• _What you need to do_
Restate the material word for word and leave out anything that is a picture.

Rows from a figure dataset:
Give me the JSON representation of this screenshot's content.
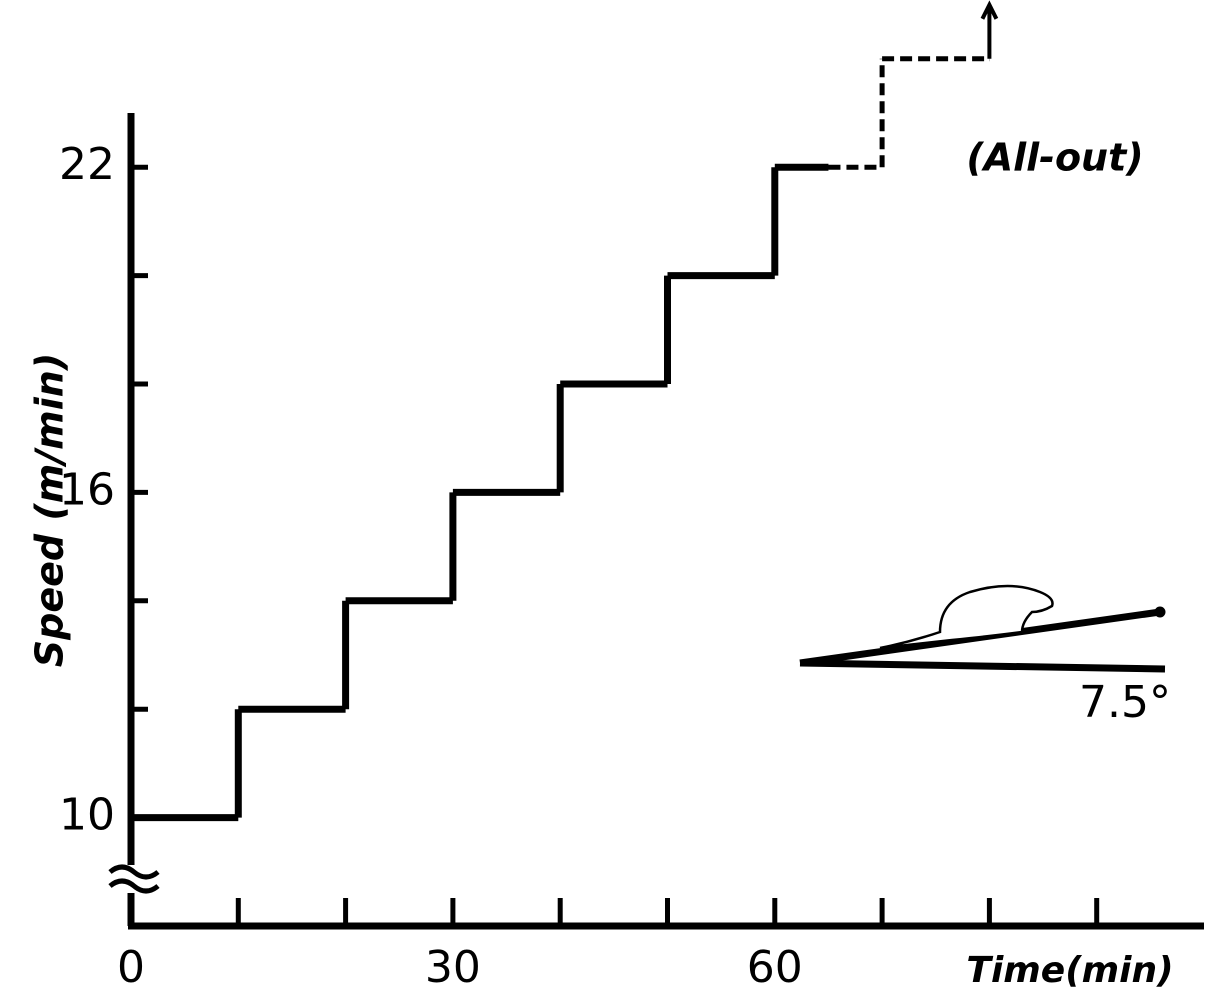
{
  "chart_data": {
    "type": "step",
    "xlabel": "Time(min)",
    "ylabel": "Speed (m/min)",
    "annotations": [
      "(All-out)",
      "7.5°"
    ],
    "xlim": [
      0,
      100
    ],
    "ylim": [
      8,
      23
    ],
    "xticks": [
      0,
      30,
      60
    ],
    "xminorticks": [
      10,
      20,
      40,
      50,
      70,
      80,
      90
    ],
    "yticks": [
      10,
      16,
      22
    ],
    "yminorticks": [
      12,
      14,
      18,
      20
    ],
    "series": [
      {
        "x": [
          0,
          10,
          20,
          30,
          40,
          50,
          60,
          65
        ],
        "values": [
          10,
          12,
          14,
          16,
          18,
          20,
          22,
          22
        ],
        "color": "#000000",
        "linestyle": "solid"
      },
      {
        "x": [
          65,
          70,
          80
        ],
        "values": [
          22,
          24,
          24
        ],
        "color": "#000000",
        "linestyle": "dashed"
      }
    ]
  }
}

• _Result for this exercise_
Give me the JSON representation of this screenshot's content.
{
  "chart_data": {
    "type": "step",
    "xlabel": "Time(min)",
    "ylabel": "Speed (m/min)",
    "annotations": [
      "(All-out)",
      "7.5°"
    ],
    "xlim": [
      0,
      100
    ],
    "ylim": [
      8,
      23
    ],
    "xticks": [
      0,
      30,
      60
    ],
    "xminorticks": [
      10,
      20,
      40,
      50,
      70,
      80,
      90
    ],
    "yticks": [
      10,
      16,
      22
    ],
    "yminorticks": [
      12,
      14,
      18,
      20
    ],
    "series": [
      {
        "x": [
          0,
          10,
          20,
          30,
          40,
          50,
          60,
          65
        ],
        "values": [
          10,
          12,
          14,
          16,
          18,
          20,
          22,
          22
        ],
        "color": "#000000",
        "linestyle": "solid"
      },
      {
        "x": [
          65,
          70,
          80
        ],
        "values": [
          22,
          24,
          24
        ],
        "color": "#000000",
        "linestyle": "dashed"
      }
    ]
  }
}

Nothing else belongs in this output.